*DATASET*

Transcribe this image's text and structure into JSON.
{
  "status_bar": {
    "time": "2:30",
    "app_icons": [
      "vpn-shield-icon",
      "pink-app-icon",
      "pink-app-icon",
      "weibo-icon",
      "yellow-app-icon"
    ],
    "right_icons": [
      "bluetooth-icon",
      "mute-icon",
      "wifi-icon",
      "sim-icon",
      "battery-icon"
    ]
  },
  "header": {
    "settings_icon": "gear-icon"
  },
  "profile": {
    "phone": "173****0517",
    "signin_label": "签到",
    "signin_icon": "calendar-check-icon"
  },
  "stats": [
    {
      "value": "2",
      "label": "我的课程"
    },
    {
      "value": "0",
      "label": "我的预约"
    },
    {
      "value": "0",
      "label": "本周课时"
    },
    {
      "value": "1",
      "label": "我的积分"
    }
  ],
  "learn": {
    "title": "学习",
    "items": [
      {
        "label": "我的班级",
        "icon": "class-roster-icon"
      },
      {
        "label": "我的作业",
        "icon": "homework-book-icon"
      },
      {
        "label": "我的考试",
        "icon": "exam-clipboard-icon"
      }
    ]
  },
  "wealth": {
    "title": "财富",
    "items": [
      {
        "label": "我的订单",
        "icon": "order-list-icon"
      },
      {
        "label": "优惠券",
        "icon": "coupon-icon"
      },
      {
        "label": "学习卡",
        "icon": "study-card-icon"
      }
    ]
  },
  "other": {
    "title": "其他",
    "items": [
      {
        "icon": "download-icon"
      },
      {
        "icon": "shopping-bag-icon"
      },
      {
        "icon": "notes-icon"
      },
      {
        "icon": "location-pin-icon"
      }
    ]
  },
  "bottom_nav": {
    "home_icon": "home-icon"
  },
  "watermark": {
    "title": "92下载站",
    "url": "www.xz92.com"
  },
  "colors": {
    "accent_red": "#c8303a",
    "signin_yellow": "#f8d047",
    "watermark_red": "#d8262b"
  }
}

*DIRECTIONS FOR THIS TASK*
Repeat every record, exactly as written.

*PROBLEM SOLUTION*
Transcribe this image's text and structure into JSON.
{
  "status_bar": {
    "time": "2:30",
    "app_icons": [
      "vpn-shield-icon",
      "pink-app-icon",
      "pink-app-icon",
      "weibo-icon",
      "yellow-app-icon"
    ],
    "right_icons": [
      "bluetooth-icon",
      "mute-icon",
      "wifi-icon",
      "sim-icon",
      "battery-icon"
    ]
  },
  "header": {
    "settings_icon": "gear-icon"
  },
  "profile": {
    "phone": "173****0517",
    "signin_label": "签到",
    "signin_icon": "calendar-check-icon"
  },
  "stats": [
    {
      "value": "2",
      "label": "我的课程"
    },
    {
      "value": "0",
      "label": "我的预约"
    },
    {
      "value": "0",
      "label": "本周课时"
    },
    {
      "value": "1",
      "label": "我的积分"
    }
  ],
  "learn": {
    "title": "学习",
    "items": [
      {
        "label": "我的班级",
        "icon": "class-roster-icon"
      },
      {
        "label": "我的作业",
        "icon": "homework-book-icon"
      },
      {
        "label": "我的考试",
        "icon": "exam-clipboard-icon"
      }
    ]
  },
  "wealth": {
    "title": "财富",
    "items": [
      {
        "label": "我的订单",
        "icon": "order-list-icon"
      },
      {
        "label": "优惠券",
        "icon": "coupon-icon"
      },
      {
        "label": "学习卡",
        "icon": "study-card-icon"
      }
    ]
  },
  "other": {
    "title": "其他",
    "items": [
      {
        "icon": "download-icon"
      },
      {
        "icon": "shopping-bag-icon"
      },
      {
        "icon": "notes-icon"
      },
      {
        "icon": "location-pin-icon"
      }
    ]
  },
  "bottom_nav": {
    "home_icon": "home-icon"
  },
  "watermark": {
    "title": "92下载站",
    "url": "www.xz92.com"
  },
  "colors": {
    "accent_red": "#c8303a",
    "signin_yellow": "#f8d047",
    "watermark_red": "#d8262b"
  }
}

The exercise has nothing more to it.